## Records for the task
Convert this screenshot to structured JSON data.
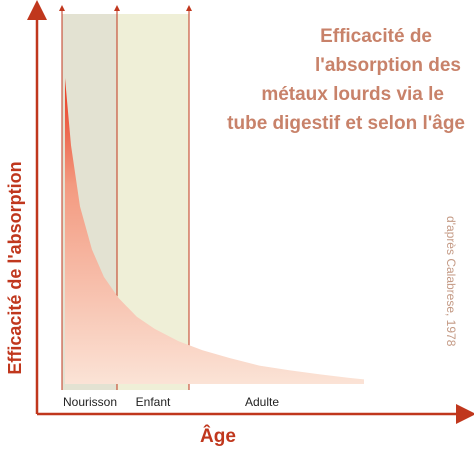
{
  "chart_data": {
    "type": "area",
    "title_lines": [
      "Efficacité de",
      "l'absorption  des",
      "métaux lourds via le",
      "tube digestif et selon l'âge"
    ],
    "xlabel": "Âge",
    "ylabel": "Efficacité de  l'absorption",
    "x_bands": [
      "Nourisson",
      "Enfant",
      "Adulte"
    ],
    "series": [
      {
        "x": [
          0,
          0.02,
          0.05,
          0.09,
          0.13,
          0.18,
          0.24,
          0.3,
          0.38,
          0.46,
          0.55,
          0.65,
          0.75,
          0.85,
          0.95,
          1.0
        ],
        "values": [
          1.0,
          0.78,
          0.58,
          0.44,
          0.35,
          0.28,
          0.22,
          0.18,
          0.14,
          0.11,
          0.085,
          0.06,
          0.045,
          0.032,
          0.02,
          0.015
        ]
      }
    ],
    "credit": "d'après Calabrese, 1978",
    "colors": {
      "curve_top": "#e8381f",
      "curve_bottom": "#fbe3d6",
      "axis": "#c0371d",
      "band_nourisson": "#e3e2d2",
      "band_enfant": "#efefd7"
    }
  }
}
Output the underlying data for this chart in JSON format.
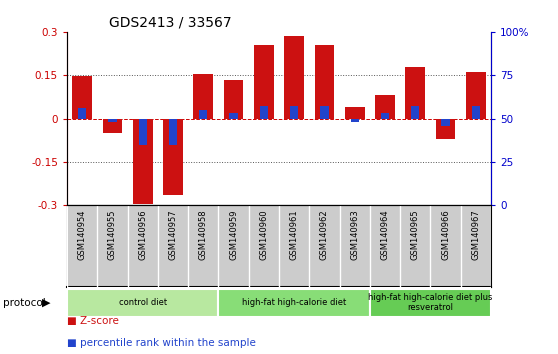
{
  "title": "GDS2413 / 33567",
  "samples": [
    "GSM140954",
    "GSM140955",
    "GSM140956",
    "GSM140957",
    "GSM140958",
    "GSM140959",
    "GSM140960",
    "GSM140961",
    "GSM140962",
    "GSM140963",
    "GSM140964",
    "GSM140965",
    "GSM140966",
    "GSM140967"
  ],
  "zscore": [
    0.148,
    -0.05,
    -0.295,
    -0.265,
    0.155,
    0.135,
    0.255,
    0.285,
    0.255,
    0.04,
    0.08,
    0.18,
    -0.07,
    0.16
  ],
  "pct_values": [
    56,
    48,
    35,
    35,
    55,
    53,
    57,
    57,
    57,
    48,
    53,
    57,
    46,
    57
  ],
  "groups": [
    {
      "label": "control diet",
      "start": 0,
      "end": 4,
      "color": "#b3e6a8"
    },
    {
      "label": "high-fat high-calorie diet",
      "start": 5,
      "end": 9,
      "color": "#88d97a"
    },
    {
      "label": "high-fat high-calorie diet plus\nresveratrol",
      "start": 10,
      "end": 13,
      "color": "#66cc55"
    }
  ],
  "ylim": [
    -0.3,
    0.3
  ],
  "yticks_left": [
    -0.3,
    -0.15,
    0.0,
    0.15,
    0.3
  ],
  "yticks_right": [
    0,
    25,
    50,
    75,
    100
  ],
  "bar_color": "#cc1111",
  "percentile_color": "#2244cc",
  "zero_line_color": "#cc0000",
  "grid_color": "#555555",
  "bg_color": "#ffffff",
  "plot_bg": "#ffffff",
  "tick_color_left": "#cc0000",
  "tick_color_right": "#0000cc",
  "label_bg": "#cccccc",
  "group1_color": "#b8e8a0",
  "group2_color": "#88dd77",
  "group3_color": "#66cc55"
}
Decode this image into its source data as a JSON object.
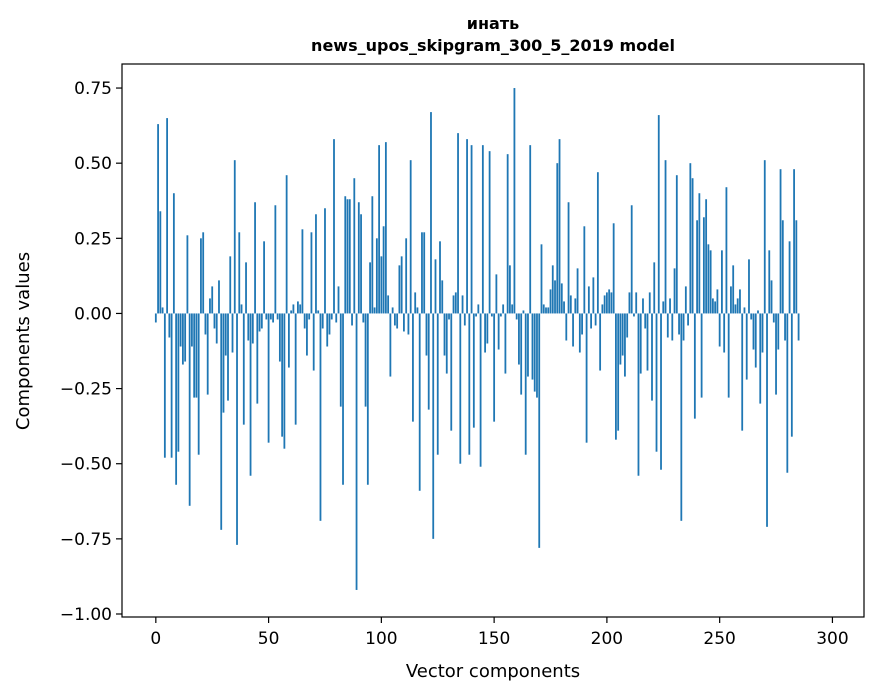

## What the task asks
Copy all of the entries verbatim, leaving out any pictures they contain.

## Complete answer
Convert this screenshot to structured JSON data.
{
  "chart_data": {
    "type": "area",
    "title_lines": [
      "Efficacité de",
      "l'absorption  des",
      "métaux lourds via le",
      "tube digestif et selon l'âge"
    ],
    "xlabel": "Âge",
    "ylabel": "Efficacité de  l'absorption",
    "x_bands": [
      "Nourisson",
      "Enfant",
      "Adulte"
    ],
    "series": [
      {
        "x": [
          0,
          0.02,
          0.05,
          0.09,
          0.13,
          0.18,
          0.24,
          0.3,
          0.38,
          0.46,
          0.55,
          0.65,
          0.75,
          0.85,
          0.95,
          1.0
        ],
        "values": [
          1.0,
          0.78,
          0.58,
          0.44,
          0.35,
          0.28,
          0.22,
          0.18,
          0.14,
          0.11,
          0.085,
          0.06,
          0.045,
          0.032,
          0.02,
          0.015
        ]
      }
    ],
    "credit": "d'après Calabrese, 1978",
    "colors": {
      "curve_top": "#e8381f",
      "curve_bottom": "#fbe3d6",
      "axis": "#c0371d",
      "band_nourisson": "#e3e2d2",
      "band_enfant": "#efefd7"
    }
  }
}
Output the underlying data for this chart in JSON format.
{
  "title": "GDS2413 / 33567",
  "samples": [
    "GSM140954",
    "GSM140955",
    "GSM140956",
    "GSM140957",
    "GSM140958",
    "GSM140959",
    "GSM140960",
    "GSM140961",
    "GSM140962",
    "GSM140963",
    "GSM140964",
    "GSM140965",
    "GSM140966",
    "GSM140967"
  ],
  "zscore": [
    0.148,
    -0.05,
    -0.295,
    -0.265,
    0.155,
    0.135,
    0.255,
    0.285,
    0.255,
    0.04,
    0.08,
    0.18,
    -0.07,
    0.16
  ],
  "pct_values": [
    56,
    48,
    35,
    35,
    55,
    53,
    57,
    57,
    57,
    48,
    53,
    57,
    46,
    57
  ],
  "groups": [
    {
      "label": "control diet",
      "start": 0,
      "end": 4,
      "color": "#b3e6a8"
    },
    {
      "label": "high-fat high-calorie diet",
      "start": 5,
      "end": 9,
      "color": "#88d97a"
    },
    {
      "label": "high-fat high-calorie diet plus\nresveratrol",
      "start": 10,
      "end": 13,
      "color": "#66cc55"
    }
  ],
  "ylim": [
    -0.3,
    0.3
  ],
  "yticks_left": [
    -0.3,
    -0.15,
    0.0,
    0.15,
    0.3
  ],
  "yticks_right": [
    0,
    25,
    50,
    75,
    100
  ],
  "bar_color": "#cc1111",
  "percentile_color": "#2244cc",
  "zero_line_color": "#cc0000",
  "grid_color": "#555555",
  "bg_color": "#ffffff",
  "plot_bg": "#ffffff",
  "tick_color_left": "#cc0000",
  "tick_color_right": "#0000cc",
  "label_bg": "#cccccc",
  "group1_color": "#b8e8a0",
  "group2_color": "#88dd77",
  "group3_color": "#66cc55"
}
Decode this image into its source data as a JSON object.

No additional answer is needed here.